** Start DATA TO PROCESS **

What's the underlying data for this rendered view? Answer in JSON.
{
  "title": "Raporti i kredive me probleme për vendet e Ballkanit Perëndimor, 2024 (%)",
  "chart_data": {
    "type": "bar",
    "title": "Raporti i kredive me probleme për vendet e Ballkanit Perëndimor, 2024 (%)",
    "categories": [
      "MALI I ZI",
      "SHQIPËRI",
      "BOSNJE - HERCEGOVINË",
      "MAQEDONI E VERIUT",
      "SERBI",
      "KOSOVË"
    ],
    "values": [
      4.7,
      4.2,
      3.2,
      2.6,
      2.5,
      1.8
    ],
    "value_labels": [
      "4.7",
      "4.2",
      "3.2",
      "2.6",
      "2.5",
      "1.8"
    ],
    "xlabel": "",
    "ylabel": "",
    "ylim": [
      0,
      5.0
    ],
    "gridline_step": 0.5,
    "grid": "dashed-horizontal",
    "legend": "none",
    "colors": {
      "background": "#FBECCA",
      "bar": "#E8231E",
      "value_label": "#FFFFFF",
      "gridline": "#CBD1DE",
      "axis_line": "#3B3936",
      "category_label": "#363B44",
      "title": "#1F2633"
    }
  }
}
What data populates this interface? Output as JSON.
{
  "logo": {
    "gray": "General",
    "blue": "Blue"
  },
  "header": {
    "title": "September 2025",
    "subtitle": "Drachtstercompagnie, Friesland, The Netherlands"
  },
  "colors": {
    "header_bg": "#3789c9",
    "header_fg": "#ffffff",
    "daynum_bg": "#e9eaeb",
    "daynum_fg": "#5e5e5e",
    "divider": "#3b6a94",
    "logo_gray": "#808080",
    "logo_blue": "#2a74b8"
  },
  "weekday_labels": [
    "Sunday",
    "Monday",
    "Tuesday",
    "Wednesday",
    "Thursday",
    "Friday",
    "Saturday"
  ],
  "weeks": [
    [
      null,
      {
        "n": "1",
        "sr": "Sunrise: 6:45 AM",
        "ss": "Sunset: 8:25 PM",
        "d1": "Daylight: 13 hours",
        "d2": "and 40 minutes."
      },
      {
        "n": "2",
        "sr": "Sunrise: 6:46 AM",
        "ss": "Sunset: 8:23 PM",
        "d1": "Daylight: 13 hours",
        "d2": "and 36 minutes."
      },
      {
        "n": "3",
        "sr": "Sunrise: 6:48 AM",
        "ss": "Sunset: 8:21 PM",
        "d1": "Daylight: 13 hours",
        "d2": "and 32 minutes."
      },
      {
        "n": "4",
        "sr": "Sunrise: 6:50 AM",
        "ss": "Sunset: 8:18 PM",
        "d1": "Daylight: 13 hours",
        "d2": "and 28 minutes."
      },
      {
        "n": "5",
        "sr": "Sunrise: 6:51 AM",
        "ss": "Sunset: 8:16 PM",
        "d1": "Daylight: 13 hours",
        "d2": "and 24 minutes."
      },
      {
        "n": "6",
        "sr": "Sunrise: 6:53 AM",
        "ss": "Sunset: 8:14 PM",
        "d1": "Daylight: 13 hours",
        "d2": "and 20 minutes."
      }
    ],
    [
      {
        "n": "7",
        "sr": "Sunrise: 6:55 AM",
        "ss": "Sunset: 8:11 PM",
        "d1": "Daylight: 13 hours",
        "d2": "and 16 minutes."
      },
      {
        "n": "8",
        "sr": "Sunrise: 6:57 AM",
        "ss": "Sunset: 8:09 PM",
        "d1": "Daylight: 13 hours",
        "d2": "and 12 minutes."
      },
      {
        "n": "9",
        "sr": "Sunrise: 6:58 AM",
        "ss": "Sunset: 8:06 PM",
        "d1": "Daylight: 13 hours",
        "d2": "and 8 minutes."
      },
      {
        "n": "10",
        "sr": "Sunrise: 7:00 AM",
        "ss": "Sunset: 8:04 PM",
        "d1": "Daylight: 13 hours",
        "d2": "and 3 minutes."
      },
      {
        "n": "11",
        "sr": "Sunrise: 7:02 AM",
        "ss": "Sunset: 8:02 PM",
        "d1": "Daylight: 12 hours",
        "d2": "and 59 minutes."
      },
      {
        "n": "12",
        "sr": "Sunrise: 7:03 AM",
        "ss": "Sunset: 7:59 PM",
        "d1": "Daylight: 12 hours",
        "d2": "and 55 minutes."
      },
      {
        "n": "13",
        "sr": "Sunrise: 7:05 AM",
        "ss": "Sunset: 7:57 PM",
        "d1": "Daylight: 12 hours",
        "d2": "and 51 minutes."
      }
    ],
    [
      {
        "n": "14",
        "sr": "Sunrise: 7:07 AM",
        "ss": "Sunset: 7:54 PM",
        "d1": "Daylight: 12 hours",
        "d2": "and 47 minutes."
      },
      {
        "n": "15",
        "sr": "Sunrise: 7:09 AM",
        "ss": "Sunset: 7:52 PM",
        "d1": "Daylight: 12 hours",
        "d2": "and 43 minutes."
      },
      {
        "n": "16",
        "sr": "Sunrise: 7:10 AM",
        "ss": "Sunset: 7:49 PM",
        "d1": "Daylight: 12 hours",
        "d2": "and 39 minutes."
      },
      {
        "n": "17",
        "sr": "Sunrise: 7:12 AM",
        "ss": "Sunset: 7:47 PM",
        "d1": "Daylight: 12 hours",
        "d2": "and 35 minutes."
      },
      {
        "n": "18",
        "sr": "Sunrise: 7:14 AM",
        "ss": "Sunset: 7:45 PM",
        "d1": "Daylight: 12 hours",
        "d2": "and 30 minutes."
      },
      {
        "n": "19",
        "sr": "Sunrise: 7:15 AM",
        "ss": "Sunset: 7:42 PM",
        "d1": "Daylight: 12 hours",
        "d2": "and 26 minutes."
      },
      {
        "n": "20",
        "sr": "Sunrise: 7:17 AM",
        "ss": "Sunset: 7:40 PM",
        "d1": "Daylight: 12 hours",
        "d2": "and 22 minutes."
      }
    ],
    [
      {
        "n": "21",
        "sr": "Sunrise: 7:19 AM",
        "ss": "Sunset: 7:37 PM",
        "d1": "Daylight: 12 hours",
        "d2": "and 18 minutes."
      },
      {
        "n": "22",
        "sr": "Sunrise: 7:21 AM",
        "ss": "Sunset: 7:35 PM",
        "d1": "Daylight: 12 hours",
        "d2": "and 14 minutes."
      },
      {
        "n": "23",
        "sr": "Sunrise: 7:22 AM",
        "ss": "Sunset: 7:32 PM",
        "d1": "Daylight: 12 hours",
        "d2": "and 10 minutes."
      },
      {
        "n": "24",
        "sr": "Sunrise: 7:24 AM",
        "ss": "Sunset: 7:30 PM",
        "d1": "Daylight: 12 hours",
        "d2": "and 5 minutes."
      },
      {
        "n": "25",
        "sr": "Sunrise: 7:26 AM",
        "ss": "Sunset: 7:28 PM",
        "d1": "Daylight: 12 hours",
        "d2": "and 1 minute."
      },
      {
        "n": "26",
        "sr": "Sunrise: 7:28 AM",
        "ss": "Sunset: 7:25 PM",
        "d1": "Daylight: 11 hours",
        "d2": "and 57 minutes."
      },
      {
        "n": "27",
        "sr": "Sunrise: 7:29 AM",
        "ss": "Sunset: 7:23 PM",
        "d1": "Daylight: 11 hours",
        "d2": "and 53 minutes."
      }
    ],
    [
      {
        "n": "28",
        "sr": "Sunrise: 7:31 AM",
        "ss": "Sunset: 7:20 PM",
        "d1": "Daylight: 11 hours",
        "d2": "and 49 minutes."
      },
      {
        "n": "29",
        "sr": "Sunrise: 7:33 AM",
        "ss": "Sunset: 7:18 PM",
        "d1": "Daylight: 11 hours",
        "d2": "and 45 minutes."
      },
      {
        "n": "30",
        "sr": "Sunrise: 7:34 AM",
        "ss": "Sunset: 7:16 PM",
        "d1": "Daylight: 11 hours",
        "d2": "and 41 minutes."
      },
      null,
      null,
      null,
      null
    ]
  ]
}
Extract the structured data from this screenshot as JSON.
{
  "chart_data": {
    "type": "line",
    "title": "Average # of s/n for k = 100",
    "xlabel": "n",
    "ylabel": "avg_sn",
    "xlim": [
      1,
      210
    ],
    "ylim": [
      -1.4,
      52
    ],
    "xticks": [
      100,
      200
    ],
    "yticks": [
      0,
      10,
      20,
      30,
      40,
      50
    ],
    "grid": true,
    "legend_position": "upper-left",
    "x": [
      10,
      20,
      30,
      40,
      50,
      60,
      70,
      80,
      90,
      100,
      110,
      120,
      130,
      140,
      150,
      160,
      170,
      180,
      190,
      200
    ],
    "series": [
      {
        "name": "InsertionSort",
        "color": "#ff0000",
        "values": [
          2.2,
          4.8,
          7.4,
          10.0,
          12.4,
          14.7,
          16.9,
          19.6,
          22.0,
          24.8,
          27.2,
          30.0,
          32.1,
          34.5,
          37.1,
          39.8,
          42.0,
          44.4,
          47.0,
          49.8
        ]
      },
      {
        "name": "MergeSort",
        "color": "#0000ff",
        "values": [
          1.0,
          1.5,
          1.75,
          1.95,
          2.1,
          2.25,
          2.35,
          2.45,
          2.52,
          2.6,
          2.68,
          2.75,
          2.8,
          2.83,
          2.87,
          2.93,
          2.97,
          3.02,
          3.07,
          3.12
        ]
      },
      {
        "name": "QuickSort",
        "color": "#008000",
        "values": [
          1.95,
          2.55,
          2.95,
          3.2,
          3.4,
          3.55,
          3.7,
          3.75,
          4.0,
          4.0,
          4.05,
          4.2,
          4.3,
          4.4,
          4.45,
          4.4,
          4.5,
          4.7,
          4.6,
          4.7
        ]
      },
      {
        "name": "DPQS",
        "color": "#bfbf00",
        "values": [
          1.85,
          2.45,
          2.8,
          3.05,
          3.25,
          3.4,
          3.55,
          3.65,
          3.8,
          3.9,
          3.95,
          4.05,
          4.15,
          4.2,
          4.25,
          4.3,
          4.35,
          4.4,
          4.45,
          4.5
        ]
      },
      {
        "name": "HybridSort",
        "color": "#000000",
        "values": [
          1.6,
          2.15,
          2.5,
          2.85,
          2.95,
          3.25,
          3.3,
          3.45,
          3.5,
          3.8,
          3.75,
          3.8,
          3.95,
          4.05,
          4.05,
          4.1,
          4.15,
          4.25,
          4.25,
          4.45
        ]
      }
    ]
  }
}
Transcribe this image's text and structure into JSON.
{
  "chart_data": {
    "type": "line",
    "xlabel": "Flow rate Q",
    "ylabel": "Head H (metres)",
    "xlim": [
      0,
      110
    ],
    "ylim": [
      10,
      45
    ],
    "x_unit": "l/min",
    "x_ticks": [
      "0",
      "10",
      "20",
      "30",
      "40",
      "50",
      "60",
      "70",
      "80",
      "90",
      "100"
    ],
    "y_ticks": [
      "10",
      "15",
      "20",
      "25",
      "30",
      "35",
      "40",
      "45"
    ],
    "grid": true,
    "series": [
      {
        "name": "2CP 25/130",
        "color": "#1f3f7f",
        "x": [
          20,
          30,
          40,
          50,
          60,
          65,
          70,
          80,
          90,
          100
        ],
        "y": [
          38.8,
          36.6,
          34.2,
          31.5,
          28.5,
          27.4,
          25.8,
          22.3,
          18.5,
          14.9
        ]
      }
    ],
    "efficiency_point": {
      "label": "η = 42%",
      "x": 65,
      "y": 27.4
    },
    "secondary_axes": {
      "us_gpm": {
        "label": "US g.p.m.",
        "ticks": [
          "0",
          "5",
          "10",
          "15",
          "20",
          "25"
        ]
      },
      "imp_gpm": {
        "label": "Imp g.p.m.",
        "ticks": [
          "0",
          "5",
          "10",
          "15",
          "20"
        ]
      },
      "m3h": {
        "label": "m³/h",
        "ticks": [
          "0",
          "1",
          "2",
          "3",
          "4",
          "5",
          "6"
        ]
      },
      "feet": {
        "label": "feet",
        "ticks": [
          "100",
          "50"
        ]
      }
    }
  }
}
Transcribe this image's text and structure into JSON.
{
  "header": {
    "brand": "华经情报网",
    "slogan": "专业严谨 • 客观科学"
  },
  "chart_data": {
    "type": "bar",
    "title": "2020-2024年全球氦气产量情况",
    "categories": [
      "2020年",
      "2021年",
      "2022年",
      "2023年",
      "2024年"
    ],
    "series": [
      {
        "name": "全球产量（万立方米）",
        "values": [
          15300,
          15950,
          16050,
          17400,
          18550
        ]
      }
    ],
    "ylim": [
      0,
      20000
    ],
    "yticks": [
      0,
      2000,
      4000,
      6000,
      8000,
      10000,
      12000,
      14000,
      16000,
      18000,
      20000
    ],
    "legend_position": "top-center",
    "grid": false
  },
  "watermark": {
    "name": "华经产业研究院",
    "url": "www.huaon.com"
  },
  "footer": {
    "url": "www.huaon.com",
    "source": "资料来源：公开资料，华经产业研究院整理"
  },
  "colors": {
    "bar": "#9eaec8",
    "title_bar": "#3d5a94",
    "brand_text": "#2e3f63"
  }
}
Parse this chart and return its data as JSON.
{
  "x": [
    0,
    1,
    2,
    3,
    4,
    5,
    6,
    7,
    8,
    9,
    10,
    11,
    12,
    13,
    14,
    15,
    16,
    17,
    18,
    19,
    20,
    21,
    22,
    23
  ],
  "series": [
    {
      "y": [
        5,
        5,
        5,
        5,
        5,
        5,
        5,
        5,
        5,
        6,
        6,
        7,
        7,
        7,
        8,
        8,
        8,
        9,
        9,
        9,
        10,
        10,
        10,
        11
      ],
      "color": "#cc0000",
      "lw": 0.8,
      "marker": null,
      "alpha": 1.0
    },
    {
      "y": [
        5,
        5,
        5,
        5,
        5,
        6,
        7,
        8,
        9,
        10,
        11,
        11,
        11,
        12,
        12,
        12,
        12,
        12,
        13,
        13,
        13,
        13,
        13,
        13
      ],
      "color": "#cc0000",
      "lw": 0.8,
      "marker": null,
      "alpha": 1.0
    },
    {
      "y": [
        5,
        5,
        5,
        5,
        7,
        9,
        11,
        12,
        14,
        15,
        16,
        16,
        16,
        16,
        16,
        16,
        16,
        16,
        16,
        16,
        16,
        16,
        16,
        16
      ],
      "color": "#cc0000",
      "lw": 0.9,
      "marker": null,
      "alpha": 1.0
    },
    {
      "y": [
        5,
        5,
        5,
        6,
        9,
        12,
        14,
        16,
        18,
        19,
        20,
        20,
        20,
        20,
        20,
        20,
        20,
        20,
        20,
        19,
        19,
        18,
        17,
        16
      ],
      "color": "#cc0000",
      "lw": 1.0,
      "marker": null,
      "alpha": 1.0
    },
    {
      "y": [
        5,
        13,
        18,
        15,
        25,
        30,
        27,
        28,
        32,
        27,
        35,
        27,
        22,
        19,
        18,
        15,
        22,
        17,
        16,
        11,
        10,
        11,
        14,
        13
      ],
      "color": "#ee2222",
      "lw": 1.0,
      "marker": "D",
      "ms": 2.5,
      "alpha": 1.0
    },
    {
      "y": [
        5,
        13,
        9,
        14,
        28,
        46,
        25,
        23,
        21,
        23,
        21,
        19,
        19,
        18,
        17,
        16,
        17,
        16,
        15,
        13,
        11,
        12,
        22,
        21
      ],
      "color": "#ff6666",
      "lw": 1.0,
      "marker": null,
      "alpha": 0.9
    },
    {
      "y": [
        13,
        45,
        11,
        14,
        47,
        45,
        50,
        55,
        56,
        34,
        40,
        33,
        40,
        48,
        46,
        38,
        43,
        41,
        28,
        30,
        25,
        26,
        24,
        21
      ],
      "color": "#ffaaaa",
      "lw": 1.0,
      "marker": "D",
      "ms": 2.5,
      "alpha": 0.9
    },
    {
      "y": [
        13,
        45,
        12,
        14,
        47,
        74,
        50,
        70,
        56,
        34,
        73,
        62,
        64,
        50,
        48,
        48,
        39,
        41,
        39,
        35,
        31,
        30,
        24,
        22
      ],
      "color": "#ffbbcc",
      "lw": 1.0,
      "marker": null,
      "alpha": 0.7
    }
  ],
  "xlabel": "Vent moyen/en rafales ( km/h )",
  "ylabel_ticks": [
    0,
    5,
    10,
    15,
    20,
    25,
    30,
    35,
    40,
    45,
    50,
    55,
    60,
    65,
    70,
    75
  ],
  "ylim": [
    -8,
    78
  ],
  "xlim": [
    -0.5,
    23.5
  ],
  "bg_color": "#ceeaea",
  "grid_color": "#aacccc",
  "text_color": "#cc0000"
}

** End DATA TO PROCESS **

- GOAL OF THE EXERCISE -
Gather all lines with the string "Perëndimor" from the data.

- WRITTEN SOLUTION -
  "title": "Raporti i kredive me probleme për vendet e Ballkanit Perëndimor, 2024 (%)",
    "title": "Raporti i kredive me probleme për vendet e Ballkanit Perëndimor, 2024 (%)",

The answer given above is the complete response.